## WORK TO DO
Skip the pictures. Reproduce all other material exactly.

========================

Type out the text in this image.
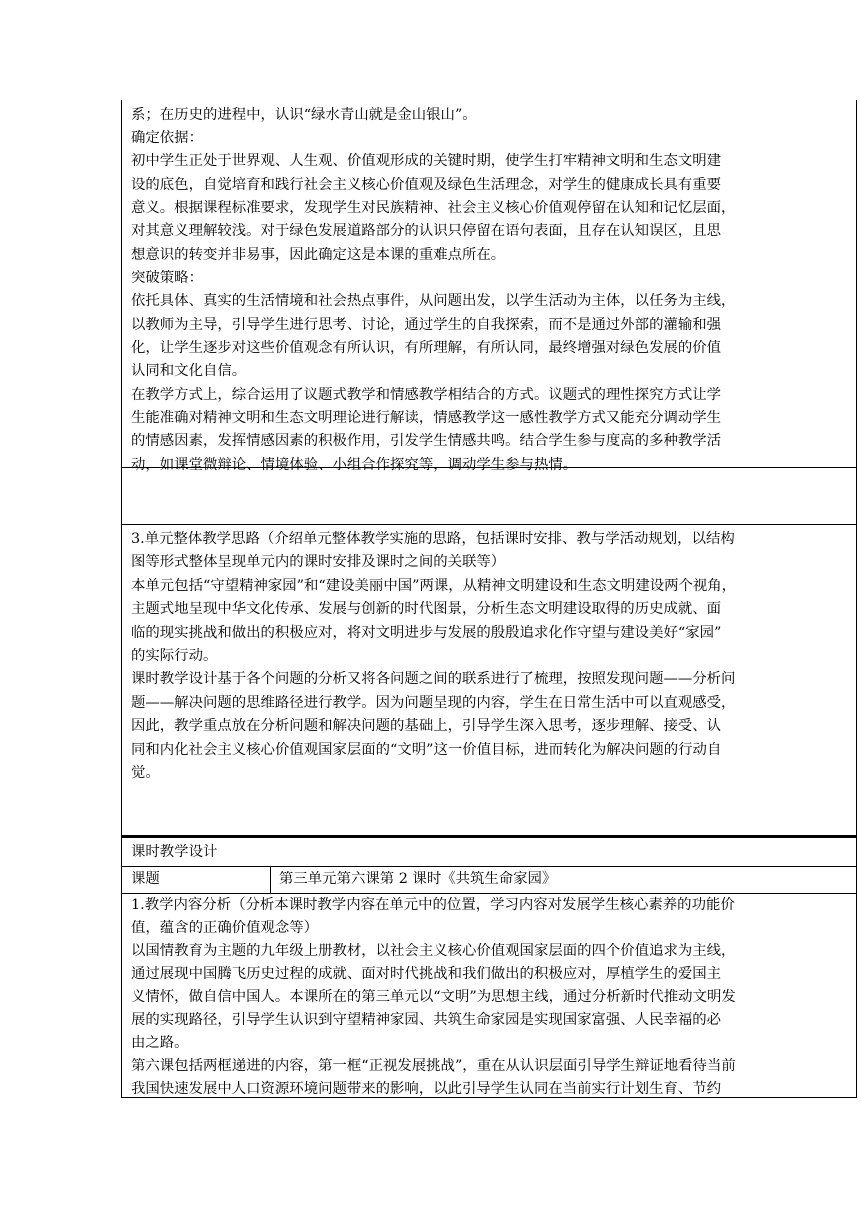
系；在历史的进程中，认识“绿水青山就是金山银山”。
确定依据：
初中学生正处于世界观、人生观、价值观形成的关键时期，使学生打牢精神文明和生态文明建
设的底色，自觉培育和践行社会主义核心价值观及绿色生活理念，对学生的健康成长具有重要
意义。根据课程标准要求，发现学生对民族精神、社会主义核心价值观停留在认知和记忆层面，
对其意义理解较浅。对于绿色发展道路部分的认识只停留在语句表面，且存在认知误区，且思
想意识的转变并非易事，因此确定这是本课的重难点所在。
突破策略：
依托具体、真实的生活情境和社会热点事件，从问题出发，以学生活动为主体，以任务为主线，
以教师为主导，引导学生进行思考、讨论，通过学生的自我探索，而不是通过外部的灌输和强
化，让学生逐步对这些价值观念有所认识，有所理解，有所认同，最终增强对绿色发展的价值
认同和文化自信。
在教学方式上，综合运用了议题式教学和情感教学相结合的方式。议题式的理性探究方式让学
生能准确对精神文明和生态文明理论进行解读，情感教学这一感性教学方式又能充分调动学生
的情感因素，发挥情感因素的积极作用，引发学生情感共鸣。结合学生参与度高的多种教学活
动，如课堂微辩论、情境体验、小组合作探究等，调动学生参与热情。
3.单元整体教学思路（介绍单元整体教学实施的思路，包括课时安排、教与学活动规划，以结构
图等形式整体呈现单元内的课时安排及课时之间的关联等）
本单元包括“守望精神家园”和“建设美丽中国”两课，从精神文明建设和生态文明建设两个视角，
主题式地呈现中华文化传承、发展与创新的时代图景，分析生态文明建设取得的历史成就、面
临的现实挑战和做出的积极应对，将对文明进步与发展的殷殷追求化作守望与建设美好“家园”
的实际行动。
课时教学设计基于各个问题的分析又将各问题之间的联系进行了梳理，按照发现问题——分析问
题——解决问题的思维路径进行教学。因为问题呈现的内容，学生在日常生活中可以直观感受，
因此，教学重点放在分析问题和解决问题的基础上，引导学生深入思考，逐步理解、接受、认
同和内化社会主义核心价值观国家层面的“文明”这一价值目标，进而转化为解决问题的行动自
觉。
课时教学设计
课题	第三单元第六课第 2 课时《共筑生命家园》
1.教学内容分析（分析本课时教学内容在单元中的位置，学习内容对发展学生核心素养的功能价
值，蕴含的正确价值观念等）
以国情教育为主题的九年级上册教材，以社会主义核心价值观国家层面的四个价值追求为主线，
通过展现中国腾飞历史过程的成就、面对时代挑战和我们做出的积极应对，厚植学生的爱国主
义情怀，做自信中国人。本课所在的第三单元以“文明”为思想主线，通过分析新时代推动文明发
展的实现路径，引导学生认识到守望精神家园、共筑生命家园是实现国家富强、人民幸福的必
由之路。
第六课包括两框递进的内容，第一框“正视发展挑战”，重在从认识层面引导学生辩证地看待当前
我国快速发展中人口资源环境问题带来的影响，以此引导学生认同在当前实行计划生育、节约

========================

## OUTPUT FOR THIS EXERCISE
Type out the text in this image.
系；在历史的进程中，认识“绿水青山就是金山银山”。
确定依据：
初中学生正处于世界观、人生观、价值观形成的关键时期，使学生打牢精神文明和生态文明建
设的底色，自觉培育和践行社会主义核心价值观及绿色生活理念，对学生的健康成长具有重要
意义。根据课程标准要求，发现学生对民族精神、社会主义核心价值观停留在认知和记忆层面，
对其意义理解较浅。对于绿色发展道路部分的认识只停留在语句表面，且存在认知误区，且思
想意识的转变并非易事，因此确定这是本课的重难点所在。
突破策略：
依托具体、真实的生活情境和社会热点事件，从问题出发，以学生活动为主体，以任务为主线，
以教师为主导，引导学生进行思考、讨论，通过学生的自我探索，而不是通过外部的灌输和强
化，让学生逐步对这些价值观念有所认识，有所理解，有所认同，最终增强对绿色发展的价值
认同和文化自信。
在教学方式上，综合运用了议题式教学和情感教学相结合的方式。议题式的理性探究方式让学
生能准确对精神文明和生态文明理论进行解读，情感教学这一感性教学方式又能充分调动学生
的情感因素，发挥情感因素的积极作用，引发学生情感共鸣。结合学生参与度高的多种教学活
动，如课堂微辩论、情境体验、小组合作探究等，调动学生参与热情。
3.单元整体教学思路（介绍单元整体教学实施的思路，包括课时安排、教与学活动规划，以结构
图等形式整体呈现单元内的课时安排及课时之间的关联等）
本单元包括“守望精神家园”和“建设美丽中国”两课，从精神文明建设和生态文明建设两个视角，
主题式地呈现中华文化传承、发展与创新的时代图景，分析生态文明建设取得的历史成就、面
临的现实挑战和做出的积极应对，将对文明进步与发展的殷殷追求化作守望与建设美好“家园”
的实际行动。
课时教学设计基于各个问题的分析又将各问题之间的联系进行了梳理，按照发现问题——分析问
题——解决问题的思维路径进行教学。因为问题呈现的内容，学生在日常生活中可以直观感受，
因此，教学重点放在分析问题和解决问题的基础上，引导学生深入思考，逐步理解、接受、认
同和内化社会主义核心价值观国家层面的“文明”这一价值目标，进而转化为解决问题的行动自
觉。
课时教学设计
课题	第三单元第六课第 2 课时《共筑生命家园》
1.教学内容分析（分析本课时教学内容在单元中的位置，学习内容对发展学生核心素养的功能价
值，蕴含的正确价值观念等）
以国情教育为主题的九年级上册教材，以社会主义核心价值观国家层面的四个价值追求为主线，
通过展现中国腾飞历史过程的成就、面对时代挑战和我们做出的积极应对，厚植学生的爱国主
义情怀，做自信中国人。本课所在的第三单元以“文明”为思想主线，通过分析新时代推动文明发
展的实现路径，引导学生认识到守望精神家园、共筑生命家园是实现国家富强、人民幸福的必
由之路。
第六课包括两框递进的内容，第一框“正视发展挑战”，重在从认识层面引导学生辩证地看待当前
我国快速发展中人口资源环境问题带来的影响，以此引导学生认同在当前实行计划生育、节约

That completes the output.